課題の説明
下のミツバチ被害についての文章によると、死んだミツバチから一番多く見つかったのは何系の農薬ですか。

抜粋
こんにちは、食と農業問題担当の関根です。

農林水産省が6月23日、ミツバチの大量死などの被害について調査した結果を発表しました(注1)。

調査は3年計画で今年は2年めにあたりますが、昨年と同じく、ネオニコチノイドを始めとする農薬散布とミツバチ被害との関連があらためて確認されました。

もう、対策を先延ばしにしているときではありません。

調査結果を見てみると...

【ポイント1】農薬を撒く時期とミツバチの被害がほぼ一致:
稲の花が咲くときに汁を吸いにくる“害虫”カメムシを殺すため、農薬(殺虫剤)を撒く7月から9月に、ミツバチ被害が多数でていることが今年も報告されました。

【ポイント2】ネオニコチノイド系が最多:
死んだミツバチを分析した結果、ネオニコチノイド系、ピレスロイド系などの農薬が検出されています。検出件数が最も多かったのはネオニコチノイド系農薬(なかでもクロチアニジンが最多)です。

【ポイント3】農林水産省の対策は効果なし:
ミツバチ被害を減らすために、昨年農林水産省がとった対策---農薬を散布する前に養蜂家にお知らせして巣箱を移動させてもらう--という対策では効果が上がっていないかったことも明らかになりました。理由として、巣箱を避難させる先がない、など養蜂への負荷が大きいことが挙げられています。

>農薬からミツバチと子どもをまもる署名

 

「プランBee」でいこう!グリーンピースの新レポート発表

農林水産省のような対症療法的な対策では、農業の大事なパートナーであるミツバチを守ることはできません。

さらに、野生のハチをはじめとした花粉を媒介している昆虫への影響を防ぐことも全くできません。実りを支える授粉の重要性を全く認識していない対策といえるでしょう。

グリーンピースは本日、ミツバチを守り、化学農薬に頼らない方法を提言したレポート「Plan Bee-生態系農業への移行」(注2)を発表しました。

与えられた情報
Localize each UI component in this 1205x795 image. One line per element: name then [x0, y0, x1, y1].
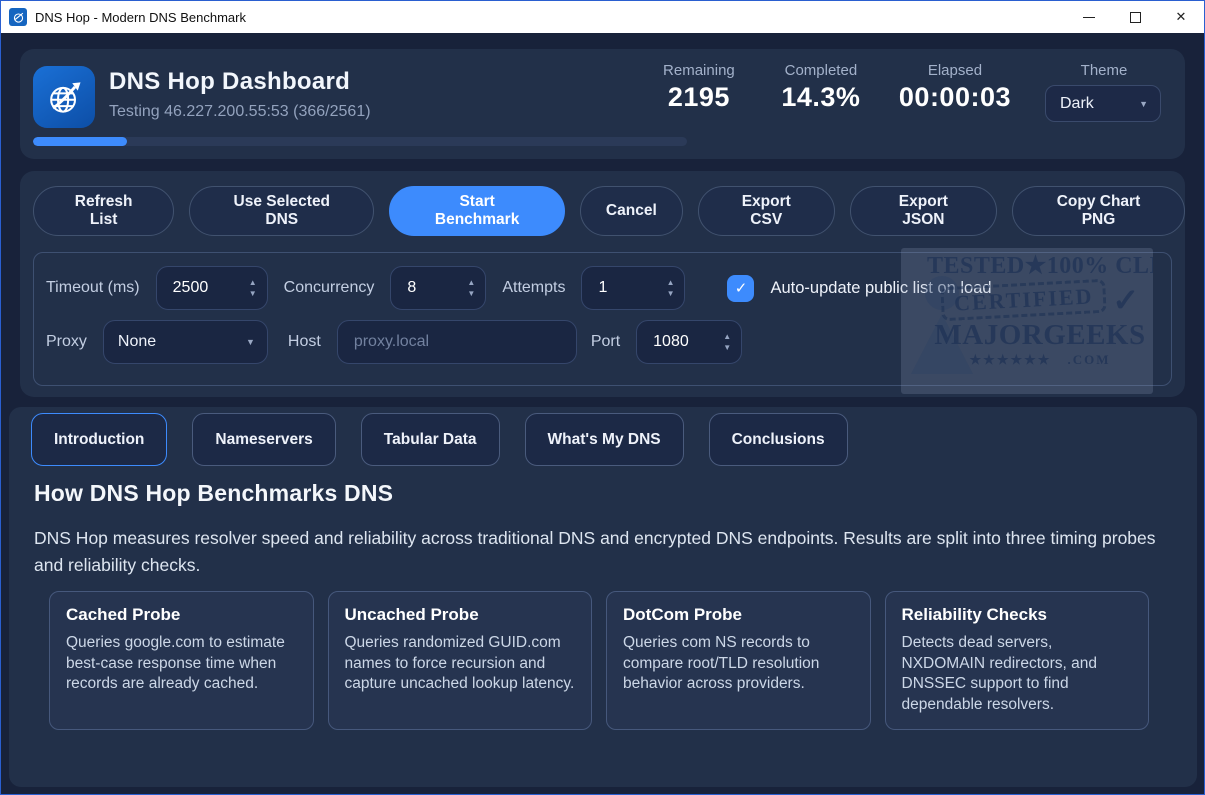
port-input[interactable]: 1080 ▲ ▼: [636, 320, 742, 364]
theme-label: Theme: [1045, 62, 1163, 79]
minimize-icon: [1083, 17, 1095, 18]
dns-hop-logo-icon: [33, 66, 95, 128]
refresh-list-button[interactable]: Refresh List: [33, 186, 174, 236]
stat-elapsed: Elapsed 00:00:03: [899, 62, 1011, 113]
theme-block: Theme Dark ▼: [1045, 62, 1163, 122]
host-input[interactable]: [337, 320, 577, 364]
concurrency-spin-up-icon[interactable]: ▲: [467, 279, 475, 286]
theme-select[interactable]: Dark ▼: [1045, 85, 1161, 122]
concurrency-input[interactable]: 8 ▲ ▼: [390, 266, 486, 310]
intro-paragraph: DNS Hop measures resolver speed and reli…: [34, 525, 1169, 579]
content-card: Introduction Nameservers Tabular Data Wh…: [9, 407, 1197, 787]
window-title: DNS Hop - Modern DNS Benchmark: [35, 10, 246, 25]
tab-introduction[interactable]: Introduction: [31, 413, 167, 466]
tab-nameservers[interactable]: Nameservers: [192, 413, 335, 466]
host-label: Host: [288, 333, 321, 351]
stat-completed-value: 14.3%: [777, 82, 865, 113]
proxy-label: Proxy: [46, 333, 87, 351]
cancel-button[interactable]: Cancel: [580, 186, 683, 236]
timeout-input[interactable]: 2500 ▲ ▼: [156, 266, 268, 310]
concurrency-value: 8: [407, 279, 416, 297]
page-title: DNS Hop Dashboard: [109, 68, 371, 96]
majorgeeks-watermark: TESTED★100% CLEAN CERTIFIED ✓ MAJORGEEKS…: [901, 248, 1153, 394]
cached-probe-card: Cached Probe Queries google.com to estim…: [49, 591, 314, 730]
tab-whats-my-dns[interactable]: What's My DNS: [525, 413, 684, 466]
attempts-value: 1: [598, 279, 607, 297]
stat-remaining-label: Remaining: [655, 62, 743, 79]
theme-select-value: Dark: [1060, 95, 1094, 113]
proxy-select-value: None: [118, 333, 156, 351]
stat-completed-label: Completed: [777, 62, 865, 79]
app-logo-icon: [9, 8, 27, 26]
stat-elapsed-label: Elapsed: [899, 62, 1011, 79]
probe-cards: Cached Probe Queries google.com to estim…: [49, 591, 1149, 730]
card-body: Detects dead servers, NXDOMAIN redirecto…: [902, 633, 1133, 715]
watermark-stars: ★★★★★★: [970, 352, 1052, 368]
title-bar: DNS Hop - Modern DNS Benchmark ✕: [1, 1, 1204, 33]
maximize-button[interactable]: [1112, 1, 1158, 33]
watermark-brand: MAJORGEEKS: [927, 319, 1153, 352]
check-icon: ✓: [735, 279, 748, 297]
tab-conclusions[interactable]: Conclusions: [709, 413, 848, 466]
watermark-tested-clean: TESTED★100% CLEAN: [927, 251, 1153, 280]
tab-bar: Introduction Nameservers Tabular Data Wh…: [31, 413, 848, 466]
stat-remaining: Remaining 2195: [655, 62, 743, 113]
attempts-label: Attempts: [502, 279, 565, 297]
maximize-icon: [1130, 12, 1141, 23]
proxy-select[interactable]: None ▼: [103, 320, 268, 364]
stat-elapsed-value: 00:00:03: [899, 82, 1011, 113]
progress-bar: [33, 137, 687, 146]
start-benchmark-button[interactable]: Start Benchmark: [389, 186, 565, 236]
concurrency-label: Concurrency: [284, 279, 375, 297]
port-value: 1080: [653, 333, 689, 351]
attempts-spin-down-icon[interactable]: ▼: [667, 290, 675, 297]
stat-remaining-value: 2195: [655, 82, 743, 113]
tab-tabular-data[interactable]: Tabular Data: [361, 413, 500, 466]
timeout-label: Timeout (ms): [46, 279, 140, 297]
use-selected-dns-button[interactable]: Use Selected DNS: [189, 186, 374, 236]
autoupdate-checkbox[interactable]: ✓: [727, 275, 754, 302]
watermark-certified-stamp: CERTIFIED: [940, 279, 1107, 322]
card-title: Cached Probe: [66, 605, 297, 625]
card-body: Queries google.com to estimate best-case…: [66, 633, 297, 695]
testing-status: Testing 46.227.200.55:53 (366/2561): [109, 103, 371, 121]
card-title: DotCom Probe: [623, 605, 854, 625]
copy-chart-png-button[interactable]: Copy Chart PNG: [1012, 186, 1185, 236]
card-body: Queries randomized GUID.com names to for…: [345, 633, 576, 695]
port-spin-up-icon[interactable]: ▲: [723, 333, 731, 340]
timeout-value: 2500: [173, 279, 209, 297]
concurrency-spin-down-icon[interactable]: ▼: [467, 290, 475, 297]
watermark-dotcom: .COM: [1067, 352, 1110, 368]
app-body: DNS Hop Dashboard Testing 46.227.200.55:…: [1, 34, 1204, 794]
stat-completed: Completed 14.3%: [777, 62, 865, 113]
attempts-input[interactable]: 1 ▲ ▼: [581, 266, 685, 310]
dotcom-probe-card: DotCom Probe Queries com NS records to c…: [606, 591, 871, 730]
watermark-check-icon: ✓: [1112, 281, 1139, 319]
port-label: Port: [591, 333, 620, 351]
card-title: Reliability Checks: [902, 605, 1133, 625]
timeout-spin-up-icon[interactable]: ▲: [249, 279, 257, 286]
reliability-checks-card: Reliability Checks Detects dead servers,…: [885, 591, 1150, 730]
attempts-spin-up-icon[interactable]: ▲: [667, 279, 675, 286]
toolbar: Refresh List Use Selected DNS Start Benc…: [33, 186, 1185, 236]
port-spin-down-icon[interactable]: ▼: [723, 344, 731, 351]
card-body: Queries com NS records to compare root/T…: [623, 633, 854, 695]
chevron-down-icon: ▼: [1139, 99, 1148, 109]
progress-fill: [33, 137, 127, 146]
section-heading: How DNS Hop Benchmarks DNS: [34, 480, 393, 507]
chevron-down-icon: ▼: [246, 337, 255, 347]
minimize-button[interactable]: [1066, 1, 1112, 33]
export-json-button[interactable]: Export JSON: [850, 186, 997, 236]
app-window: DNS Hop - Modern DNS Benchmark ✕: [0, 0, 1205, 795]
export-csv-button[interactable]: Export CSV: [698, 186, 835, 236]
close-button[interactable]: ✕: [1158, 1, 1204, 33]
header-card: DNS Hop Dashboard Testing 46.227.200.55:…: [20, 49, 1185, 159]
timeout-spin-down-icon[interactable]: ▼: [249, 290, 257, 297]
card-title: Uncached Probe: [345, 605, 576, 625]
uncached-probe-card: Uncached Probe Queries randomized GUID.c…: [328, 591, 593, 730]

回答
ネオニコチノイド系の農薬で、なかでもクロチアニジンが最も多く見つかっています。